[GOAL] Read the records below. Copy each line where the string "pulse" occurs.

[DATA LINES]
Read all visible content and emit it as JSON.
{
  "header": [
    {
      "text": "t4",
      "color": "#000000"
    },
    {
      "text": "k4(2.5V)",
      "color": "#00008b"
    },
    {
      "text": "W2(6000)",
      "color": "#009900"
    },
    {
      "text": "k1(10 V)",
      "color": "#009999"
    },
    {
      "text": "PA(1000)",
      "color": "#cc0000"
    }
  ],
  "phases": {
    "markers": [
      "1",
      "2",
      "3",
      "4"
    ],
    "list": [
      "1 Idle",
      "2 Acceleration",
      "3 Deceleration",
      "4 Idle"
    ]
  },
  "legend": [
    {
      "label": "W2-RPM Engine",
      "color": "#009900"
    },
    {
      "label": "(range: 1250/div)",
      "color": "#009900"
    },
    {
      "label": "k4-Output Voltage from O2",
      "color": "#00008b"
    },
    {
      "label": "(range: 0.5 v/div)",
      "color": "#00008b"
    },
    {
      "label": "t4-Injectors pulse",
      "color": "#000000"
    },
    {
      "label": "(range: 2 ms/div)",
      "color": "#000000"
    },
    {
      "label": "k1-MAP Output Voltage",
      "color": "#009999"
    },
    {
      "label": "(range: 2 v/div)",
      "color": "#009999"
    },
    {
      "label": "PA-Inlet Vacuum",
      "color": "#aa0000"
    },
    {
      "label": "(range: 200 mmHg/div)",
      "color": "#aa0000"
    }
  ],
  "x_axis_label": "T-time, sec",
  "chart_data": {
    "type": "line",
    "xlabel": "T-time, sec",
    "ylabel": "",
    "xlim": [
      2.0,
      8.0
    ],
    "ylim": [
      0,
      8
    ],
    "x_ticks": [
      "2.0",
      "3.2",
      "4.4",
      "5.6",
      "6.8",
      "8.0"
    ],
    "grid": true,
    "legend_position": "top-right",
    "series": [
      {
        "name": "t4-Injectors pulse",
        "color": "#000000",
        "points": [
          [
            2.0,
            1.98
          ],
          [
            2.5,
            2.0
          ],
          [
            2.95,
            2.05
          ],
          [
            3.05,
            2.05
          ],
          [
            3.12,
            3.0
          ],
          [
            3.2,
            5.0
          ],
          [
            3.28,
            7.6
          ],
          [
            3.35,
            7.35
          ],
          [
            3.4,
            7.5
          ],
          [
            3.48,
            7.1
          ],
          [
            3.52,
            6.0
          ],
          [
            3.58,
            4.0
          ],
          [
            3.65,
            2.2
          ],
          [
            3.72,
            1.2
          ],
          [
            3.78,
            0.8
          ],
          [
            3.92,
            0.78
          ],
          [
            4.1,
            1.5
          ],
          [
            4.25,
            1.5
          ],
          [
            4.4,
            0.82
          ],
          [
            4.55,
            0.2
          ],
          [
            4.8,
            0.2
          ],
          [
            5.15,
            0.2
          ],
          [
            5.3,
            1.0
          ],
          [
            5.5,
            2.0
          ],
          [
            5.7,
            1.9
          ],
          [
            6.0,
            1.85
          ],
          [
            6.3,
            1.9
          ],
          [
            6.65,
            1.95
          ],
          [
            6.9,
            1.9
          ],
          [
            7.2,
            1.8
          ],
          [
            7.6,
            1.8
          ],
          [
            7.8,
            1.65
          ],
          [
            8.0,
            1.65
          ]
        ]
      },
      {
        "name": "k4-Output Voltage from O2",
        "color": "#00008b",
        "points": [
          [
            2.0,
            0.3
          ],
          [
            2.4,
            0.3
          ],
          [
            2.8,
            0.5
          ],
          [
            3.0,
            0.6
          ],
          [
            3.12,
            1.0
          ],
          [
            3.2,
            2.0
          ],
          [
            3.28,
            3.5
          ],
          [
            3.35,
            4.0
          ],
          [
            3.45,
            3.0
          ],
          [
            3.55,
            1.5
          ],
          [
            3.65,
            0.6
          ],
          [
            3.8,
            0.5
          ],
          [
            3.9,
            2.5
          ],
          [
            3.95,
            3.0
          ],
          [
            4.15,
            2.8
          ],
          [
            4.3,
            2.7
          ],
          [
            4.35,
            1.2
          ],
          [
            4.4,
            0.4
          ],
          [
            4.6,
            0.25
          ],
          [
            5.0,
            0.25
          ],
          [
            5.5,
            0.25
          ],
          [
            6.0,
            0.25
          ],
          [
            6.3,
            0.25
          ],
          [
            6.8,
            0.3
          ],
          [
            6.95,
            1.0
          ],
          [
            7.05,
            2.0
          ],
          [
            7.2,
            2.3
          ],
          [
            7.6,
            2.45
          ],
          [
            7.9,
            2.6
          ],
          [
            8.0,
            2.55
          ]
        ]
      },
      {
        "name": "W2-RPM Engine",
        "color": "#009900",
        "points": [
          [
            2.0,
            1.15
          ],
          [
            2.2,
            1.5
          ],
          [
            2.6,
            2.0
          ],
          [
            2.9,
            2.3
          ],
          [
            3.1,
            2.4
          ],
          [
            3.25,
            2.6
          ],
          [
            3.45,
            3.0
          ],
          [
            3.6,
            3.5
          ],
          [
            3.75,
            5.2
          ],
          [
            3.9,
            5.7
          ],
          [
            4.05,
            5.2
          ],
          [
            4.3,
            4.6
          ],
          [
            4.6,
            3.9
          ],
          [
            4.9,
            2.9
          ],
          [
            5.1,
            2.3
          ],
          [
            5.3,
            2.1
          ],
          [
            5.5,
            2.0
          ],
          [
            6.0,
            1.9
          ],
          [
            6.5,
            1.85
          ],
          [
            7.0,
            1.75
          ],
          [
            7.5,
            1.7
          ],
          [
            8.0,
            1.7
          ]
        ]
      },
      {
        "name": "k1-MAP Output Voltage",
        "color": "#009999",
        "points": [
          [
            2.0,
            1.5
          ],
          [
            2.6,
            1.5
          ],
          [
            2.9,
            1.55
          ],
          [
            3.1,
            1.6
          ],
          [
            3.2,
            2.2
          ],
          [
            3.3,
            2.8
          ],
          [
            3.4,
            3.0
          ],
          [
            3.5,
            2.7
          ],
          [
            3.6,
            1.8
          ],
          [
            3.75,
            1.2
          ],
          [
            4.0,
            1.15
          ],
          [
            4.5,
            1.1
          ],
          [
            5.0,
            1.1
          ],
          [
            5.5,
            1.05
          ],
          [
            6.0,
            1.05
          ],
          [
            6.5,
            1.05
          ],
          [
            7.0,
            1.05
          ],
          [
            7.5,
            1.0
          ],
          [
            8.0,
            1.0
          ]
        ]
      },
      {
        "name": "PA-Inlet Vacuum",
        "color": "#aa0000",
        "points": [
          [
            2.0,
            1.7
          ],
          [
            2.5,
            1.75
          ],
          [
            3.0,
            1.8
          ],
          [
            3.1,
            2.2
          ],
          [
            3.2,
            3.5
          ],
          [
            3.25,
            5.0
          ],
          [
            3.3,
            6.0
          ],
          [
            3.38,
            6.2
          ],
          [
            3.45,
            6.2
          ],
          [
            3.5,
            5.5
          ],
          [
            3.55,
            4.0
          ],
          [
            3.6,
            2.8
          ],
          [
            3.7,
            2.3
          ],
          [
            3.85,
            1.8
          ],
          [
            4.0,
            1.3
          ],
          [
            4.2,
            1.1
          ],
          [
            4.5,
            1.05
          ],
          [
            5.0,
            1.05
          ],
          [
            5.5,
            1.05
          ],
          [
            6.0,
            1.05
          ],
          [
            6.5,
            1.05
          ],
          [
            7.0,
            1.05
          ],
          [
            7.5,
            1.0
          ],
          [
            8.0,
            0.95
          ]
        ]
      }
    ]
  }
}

[FINAL ANSWER]
      "label": "t4-Injectors pulse",
        "name": "t4-Injectors pulse",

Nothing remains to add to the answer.